— Start of Provided material —

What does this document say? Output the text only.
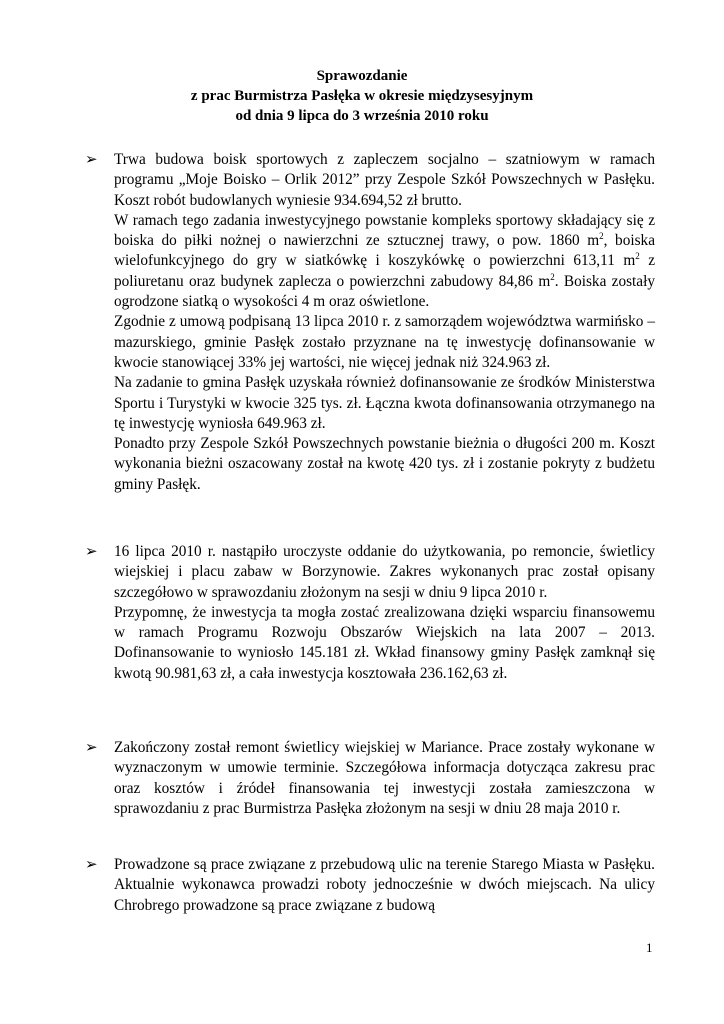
Sprawozdanie
z prac Burmistrza Pasłęka w okresie międzysesyjnym
od dnia 9 lipca do 3 września 2010 roku
➢	Trwa budowa boisk sportowych z zapleczem socjalno – szatniowym w ramach programu „Moje Boisko – Orlik 2012” przy Zespole Szkół Powszechnych w Pasłęku. Koszt robót budowlanych wyniesie 934.694,52 zł brutto.

W ramach tego zadania inwestycyjnego powstanie kompleks sportowy składający się z boiska do piłki nożnej o nawierzchni ze sztucznej trawy, o pow. 1860 $m^2$, boiska wielofunkcyjnego do gry w siatkówkę i koszykówkę o powierzchni 613,11 $m^2$ z poliuretanu oraz budynek zaplecza o powierzchni zabudowy 84,86 $m^2$. Boiska zostały ogrodzone siatką o wysokości 4 m oraz oświetlone.

Zgodnie z umową podpisaną 13 lipca 2010 r. z samorządem województwa warmińsko – mazurskiego, gminie Pasłęk zostało przyznane na tę inwestycję dofinansowanie w kwocie stanowiącej 33% jej wartości, nie więcej jednak niż 324.963 zł.

Na zadanie to gmina Pasłęk uzyskała również dofinansowanie ze środków Ministerstwa Sportu i Turystyki w kwocie 325 tys. zł. Łączna kwota dofinansowania otrzymanego na tę inwestycję wyniosła 649.963 zł.

Ponadto przy Zespole Szkół Powszechnych powstanie bieżnia o długości 200 m. Koszt wykonania bieżni oszacowany został na kwotę 420 tys. zł i zostanie pokryty z budżetu gminy Pasłęk.

➢	16 lipca 2010 r. nastąpiło uroczyste oddanie do użytkowania, po remoncie, świetlicy wiejskiej i placu zabaw w Borzynowie. Zakres wykonanych prac został opisany szczegółowo w sprawozdaniu złożonym na sesji w dniu 9 lipca 2010 r.

Przypomnę, że inwestycja ta mogła zostać zrealizowana dzięki wsparciu finansowemu w ramach Programu Rozwoju Obszarów Wiejskich na lata 2007 – 2013. Dofinansowanie to wyniosło 145.181 zł. Wkład finansowy gminy Pasłęk zamknął się kwotą 90.981,63 zł, a cała inwestycja kosztowała 236.162,63 zł.

➢	Zakończony został remont świetlicy wiejskiej w Mariance. Prace zostały wykonane w wyznaczonym w umowie terminie. Szczegółowa informacja dotycząca zakresu prac oraz kosztów i źródeł finansowania tej inwestycji została zamieszczona w sprawozdaniu z prac Burmistrza Pasłęka złożonym na sesji w dniu 28 maja 2010 r.

➢	Prowadzone są prace związane z przebudową ulic na terenie Starego Miasta w Pasłęku. Aktualnie wykonawca prowadzi roboty jednocześnie w dwóch miejscach. Na ulicy Chrobrego prowadzone są prace związane z budową

1
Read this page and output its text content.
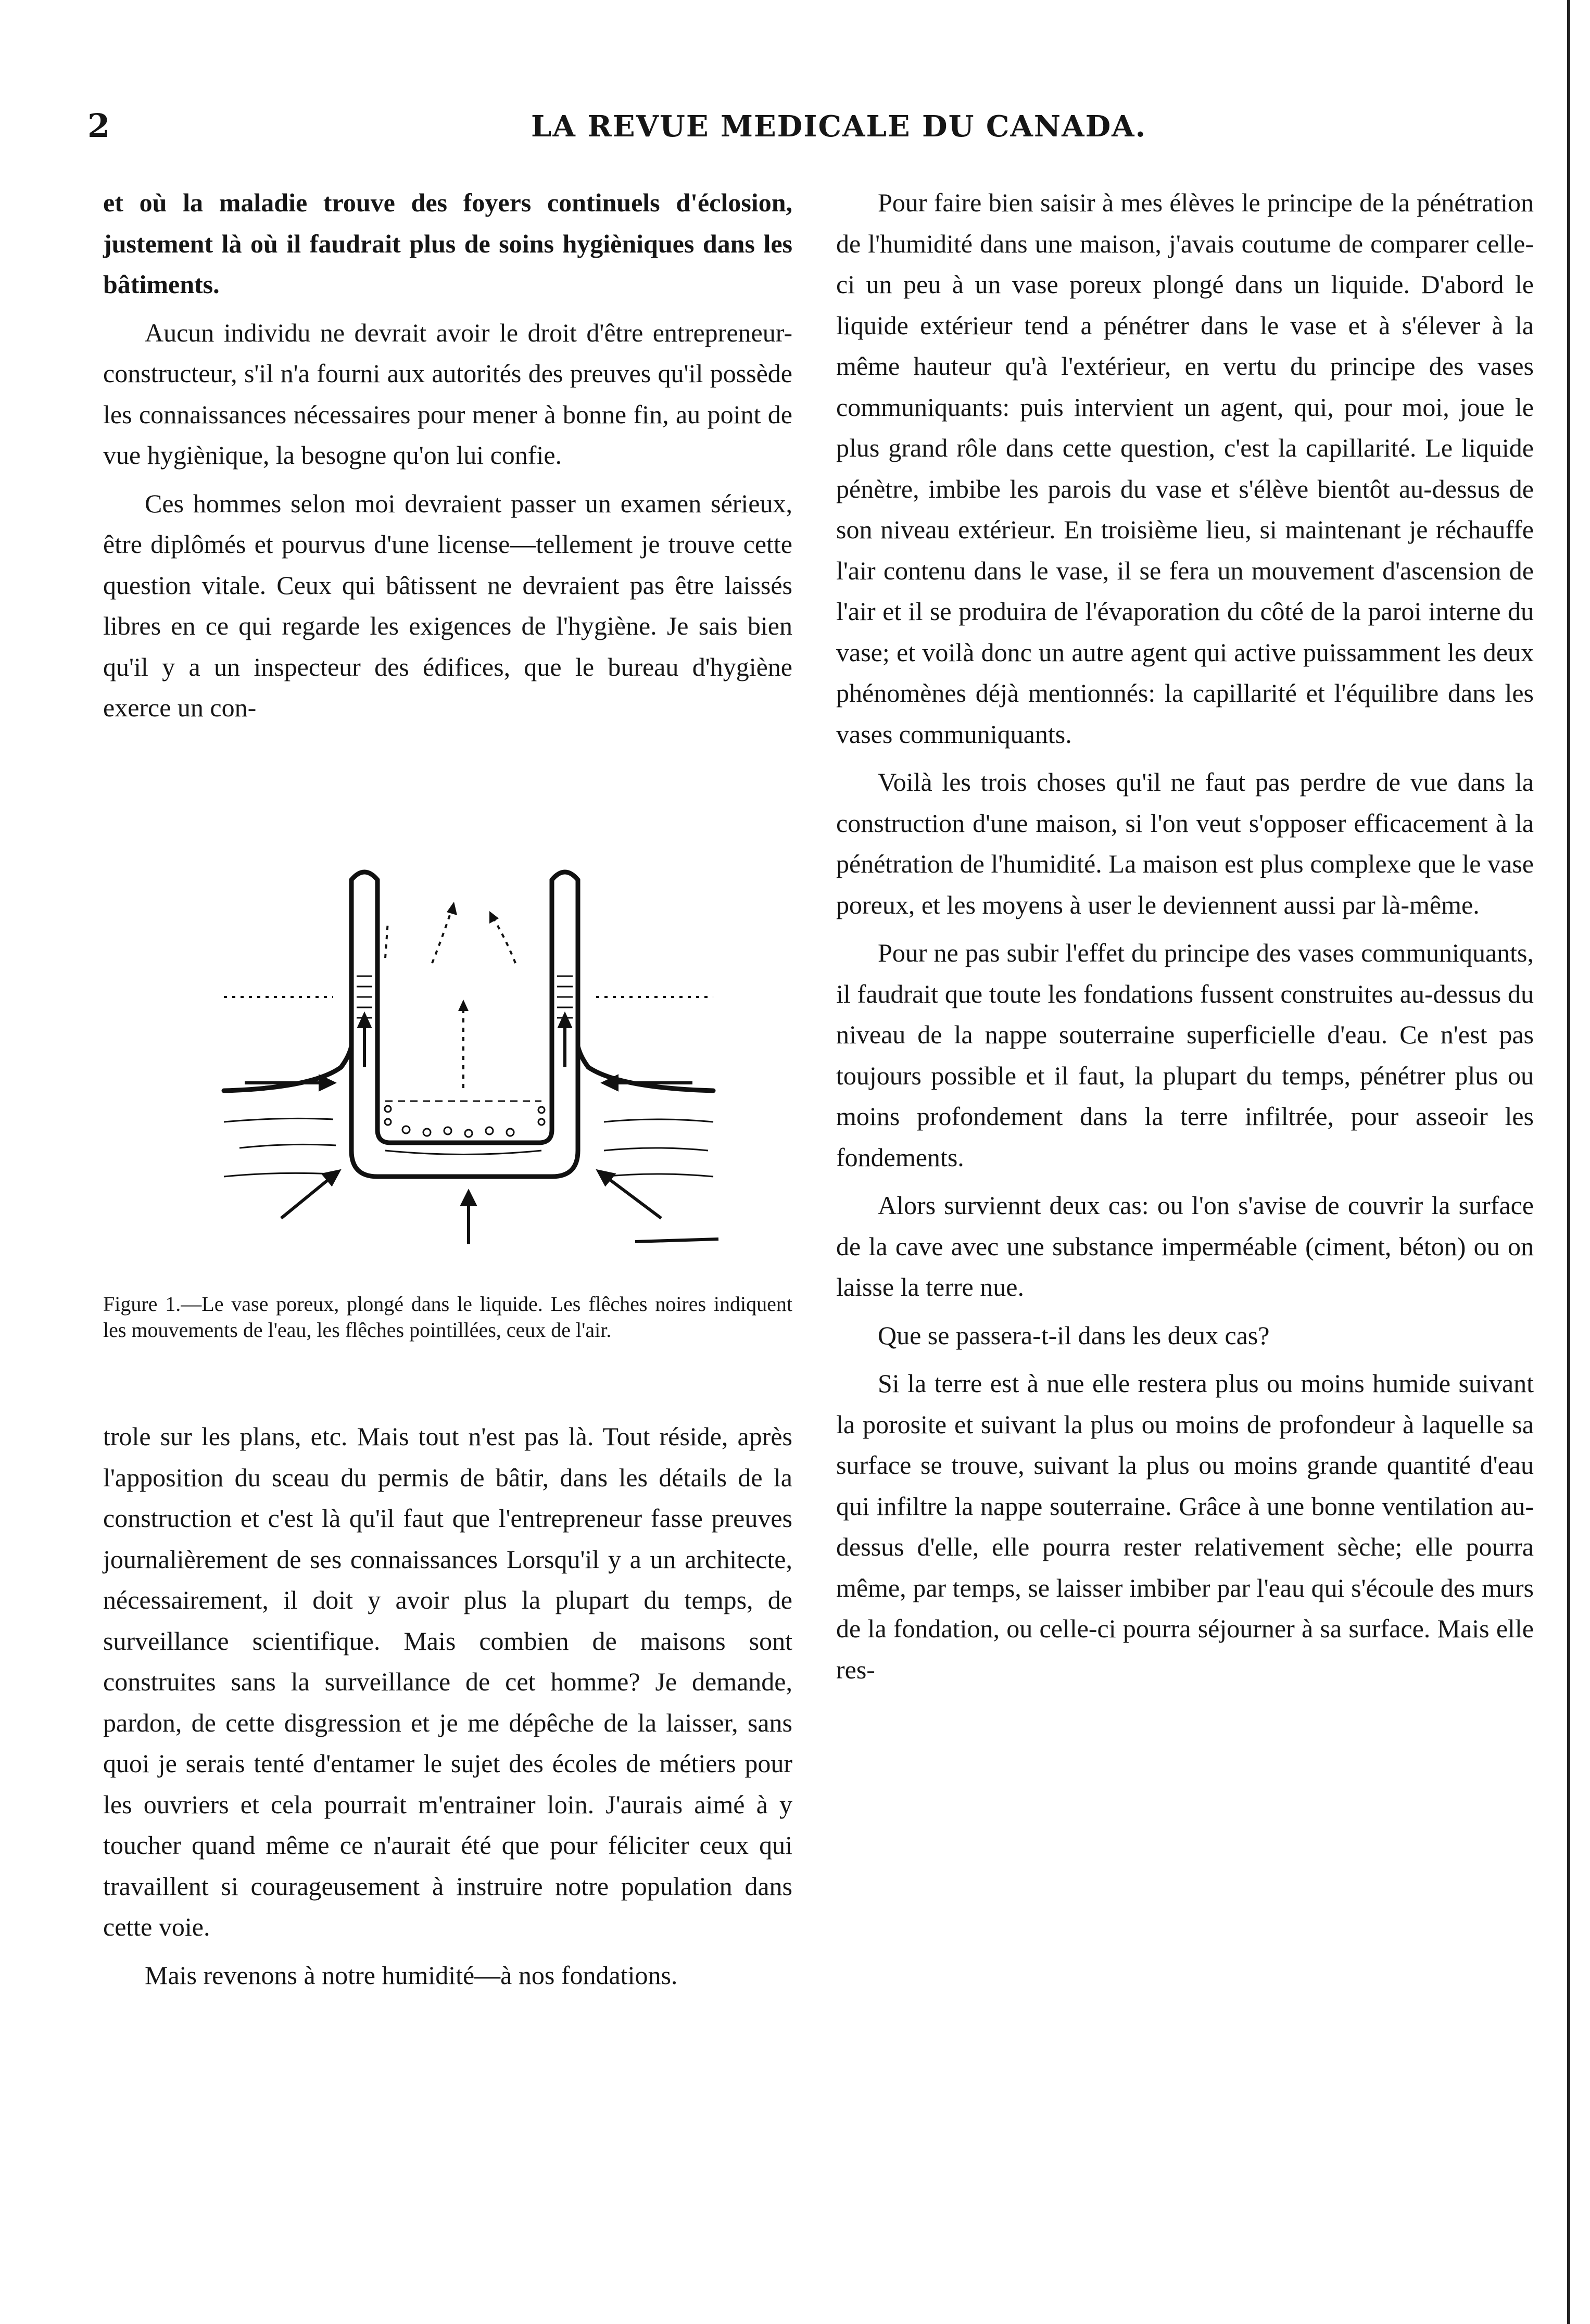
2	LA REVUE MEDICALE DU CANADA.

et où la maladie trouve des foyers continuels d'éclosion, justement là où il faudrait plus de soins hygièniques dans les bâtiments.

Aucun individu ne devrait avoir le droit d'être entrepreneur-constructeur, s'il n'a fourni aux autorités des preuves qu'il possède les connaissances nécessaires pour mener à bonne fin, au point de vue hygiènique, la besogne qu'on lui confie.

Ces hommes selon moi devraient passer un examen sérieux, être diplômés et pourvus d'une license—tellement je trouve cette question vitale. Ceux qui bâtissent ne devraient pas être laissés libres en ce qui regarde les exigences de l'hygiène. Je sais bien qu'il y a un inspecteur des édifices, que le bureau d'hygiène exerce un con-

Figure 1.—Le vase poreux, plongé dans le liquide. Les flêches noires indiquent les mouvements de l'eau, les flêches pointillées, ceux de l'air.

trole sur les plans, etc. Mais tout n'est pas là. Tout réside, après l'apposition du sceau du permis de bâtir, dans les détails de la construction et c'est là qu'il faut que l'entrepreneur fasse preuves journalièrement de ses connaissances Lorsqu'il y a un architecte, nécessairement, il doit y avoir plus la plupart du temps, de surveillance scientifique. Mais combien de maisons sont construites sans la surveillance de cet homme? Je demande, pardon, de cette disgression et je me dépêche de la laisser, sans quoi je serais tenté d'entamer le sujet des écoles de métiers pour les ouvriers et cela pourrait m'entrainer loin. J'aurais aimé à y toucher quand même ce n'aurait été que pour féliciter ceux qui travaillent si courageusement à instruire notre population dans cette voie.

Mais revenons à notre humidité—à nos fondations.

Pour faire bien saisir à mes élèves le principe de la pénétration de l'humidité dans une maison, j'avais coutume de comparer celle-ci un peu à un vase poreux plongé dans un liquide. D'abord le liquide extérieur tend a pénétrer dans le vase et à s'élever à la même hauteur qu'à l'extérieur, en vertu du principe des vases communiquants: puis intervient un agent, qui, pour moi, joue le plus grand rôle dans cette question, c'est la capillarité. Le liquide pénètre, imbibe les parois du vase et s'élève bientôt au-dessus de son niveau extérieur. En troisième lieu, si maintenant je réchauffe l'air contenu dans le vase, il se fera un mouvement d'ascension de l'air et il se produira de l'évaporation du côté de la paroi interne du vase; et voilà donc un autre agent qui active puissamment les deux phénomènes déjà mentionnés: la capillarité et l'équilibre dans les vases communiquants.

Voilà les trois choses qu'il ne faut pas perdre de vue dans la construction d'une maison, si l'on veut s'opposer efficacement à la pénétration de l'humidité. La maison est plus complexe que le vase poreux, et les moyens à user le deviennent aussi par là-même.

Pour ne pas subir l'effet du principe des vases communiquants, il faudrait que toute les fondations fussent construites au-dessus du niveau de la nappe souterraine superficielle d'eau. Ce n'est pas toujours possible et il faut, la plupart du temps, pénétrer plus ou moins profondement dans la terre infiltrée, pour asseoir les fondements.

Alors surviennt deux cas: ou l'on s'avise de couvrir la surface de la cave avec une substance imperméable (ciment, béton) ou on laisse la terre nue.

Que se passera-t-il dans les deux cas?

Si la terre est à nue elle restera plus ou moins humide suivant la porosite et suivant la plus ou moins de profondeur à laquelle sa surface se trouve, suivant la plus ou moins grande quantité d'eau qui infiltre la nappe souterraine. Grâce à une bonne ventilation au-dessus d'elle, elle pourra rester relativement sèche; elle pourra même, par temps, se laisser imbiber par l'eau qui s'écoule des murs de la fondation, ou celle-ci pourra séjourner à sa surface. Mais elle res-
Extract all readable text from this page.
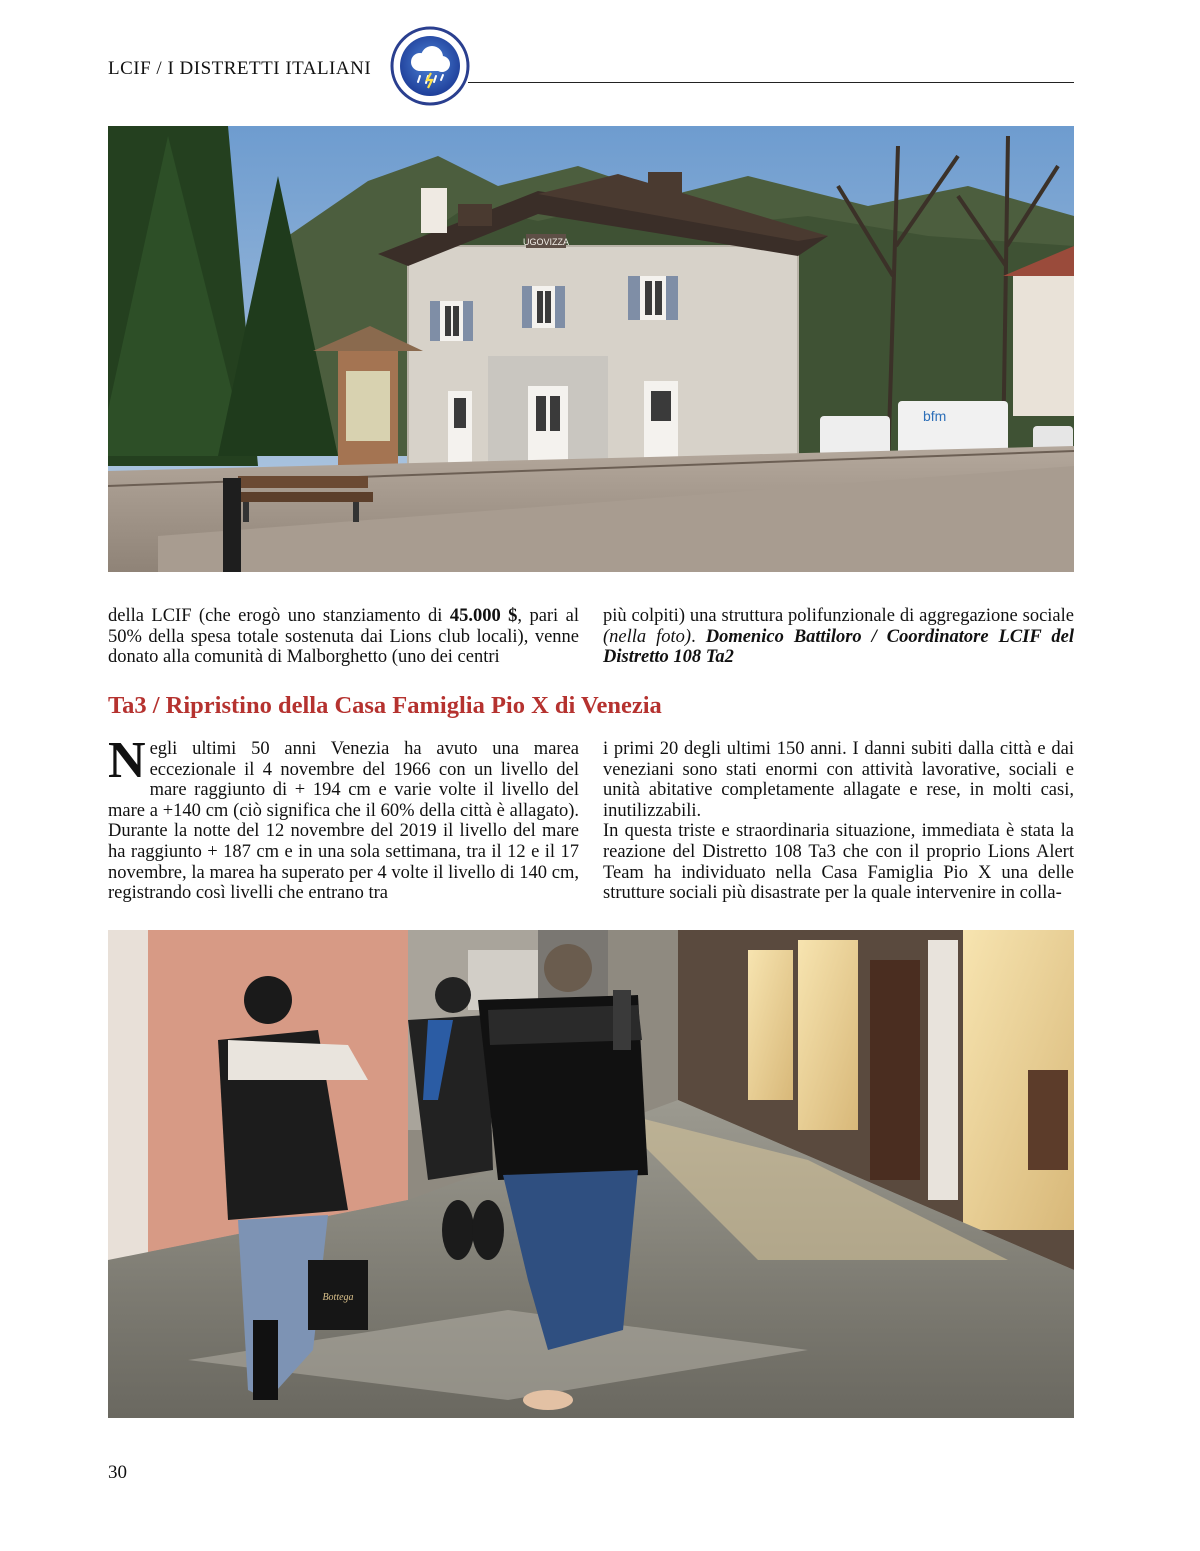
LCIF / I DISTRETTI ITALIANI
UGOVIZZA
bfm

della LCIF (che erogò uno stanziamento di 45.000 $, pari al 50% della spesa totale sostenuta dai Lions club locali), venne donato alla comunità di Malborghetto (uno dei centri

più colpiti) una struttura polifunzionale di aggregazione sociale (nella foto). Domenico Battiloro / Coordinatore LCIF del Distretto 108 Ta2

Ta3 / Ripristino della Casa Famiglia Pio X di Venezia

Negli ultimi 50 anni Venezia ha avuto una marea eccezionale il 4 novembre del 1966 con un livello del mare raggiunto di + 194 cm e varie volte il livello del mare a +140 cm (ciò significa che il 60% della città è allagato). Durante la notte del 12 novembre del 2019 il livello del mare ha raggiunto + 187 cm e in una sola settimana, tra il 12 e il 17 novembre, la marea ha superato per 4 volte il livello di 140 cm, registrando così livelli che entrano tra

i primi 20 degli ultimi 150 anni. I danni subiti dalla città e dai veneziani sono stati enormi con attività lavorative, sociali e unità abitative completamente allagate e rese, in molti casi, inutilizzabili.

In questa triste e straordinaria situazione, immediata è stata la reazione del Distretto 108 Ta3 che con il proprio Lions Alert Team ha individuato nella Casa Famiglia Pio X una delle strutture sociali più disastrate per la quale intervenire in colla-

Bottega
30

— End of Provided material —

## Exercise brief
Reply with nothing except the number of lines in the listing above that include the string "this".

## Output below
3